Start Supplied material
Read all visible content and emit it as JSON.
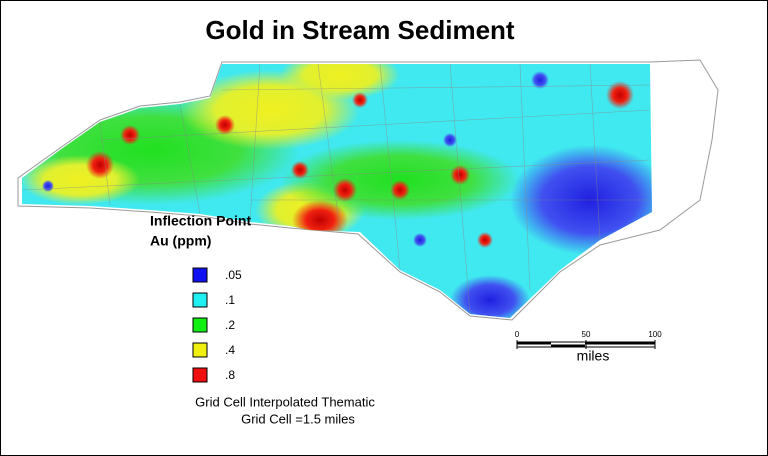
{
  "title": "Gold in Stream Sediment",
  "legend": {
    "title_lines": [
      "Inflection Point",
      "Au (ppm)"
    ],
    "items": [
      {
        "label": ".05",
        "color": "#1010f0"
      },
      {
        "label": ".1",
        "color": "#20f0f0"
      },
      {
        "label": ".2",
        "color": "#10f010"
      },
      {
        "label": ".4",
        "color": "#f0f010"
      },
      {
        "label": ".8",
        "color": "#f01010"
      }
    ]
  },
  "scale": {
    "ticks": [
      0,
      50,
      100
    ],
    "unit": "miles"
  },
  "caption": [
    "Grid Cell Interpolated Thematic",
    "Grid Cell =1.5 miles"
  ]
}
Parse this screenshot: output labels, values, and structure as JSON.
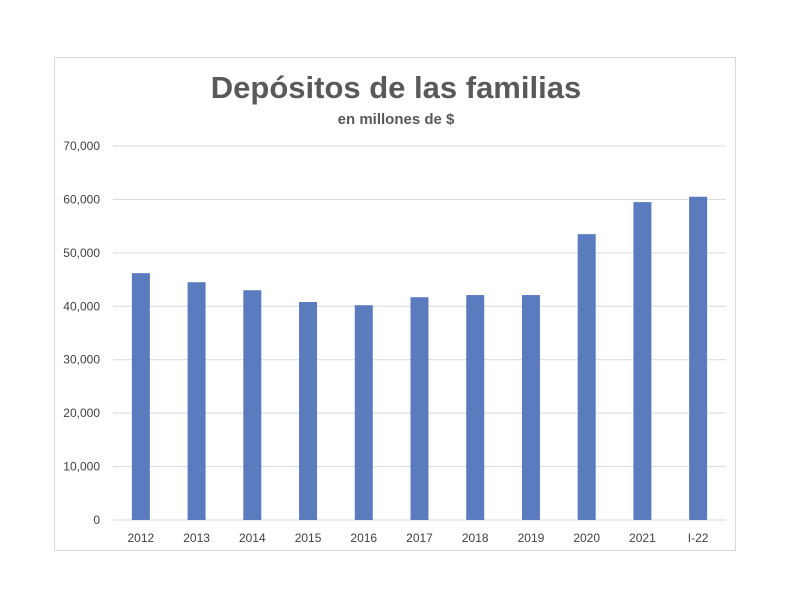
{
  "chart_data": {
    "type": "bar",
    "title": "Depósitos de las familias",
    "subtitle": "en millones de $",
    "xlabel": "",
    "ylabel": "",
    "categories": [
      "2012",
      "2013",
      "2014",
      "2015",
      "2016",
      "2017",
      "2018",
      "2019",
      "2020",
      "2021",
      "I-22"
    ],
    "values": [
      46200,
      44500,
      43000,
      40800,
      40200,
      41700,
      42100,
      42100,
      53500,
      59500,
      60500
    ],
    "ylim": [
      0,
      70000
    ],
    "yticks": [
      0,
      10000,
      20000,
      30000,
      40000,
      50000,
      60000,
      70000
    ],
    "ytick_labels": [
      "0",
      "10,000",
      "20,000",
      "30,000",
      "40,000",
      "50,000",
      "60,000",
      "70,000"
    ],
    "grid": true,
    "legend": "none",
    "bar_color": "#5b7bbf",
    "grid_color": "#d9d9d9",
    "text_color": "#595959"
  }
}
End Supplied material
* Directions *
Give the number of lines in the records that contain the string "values", with no other output.

* Full solution *
2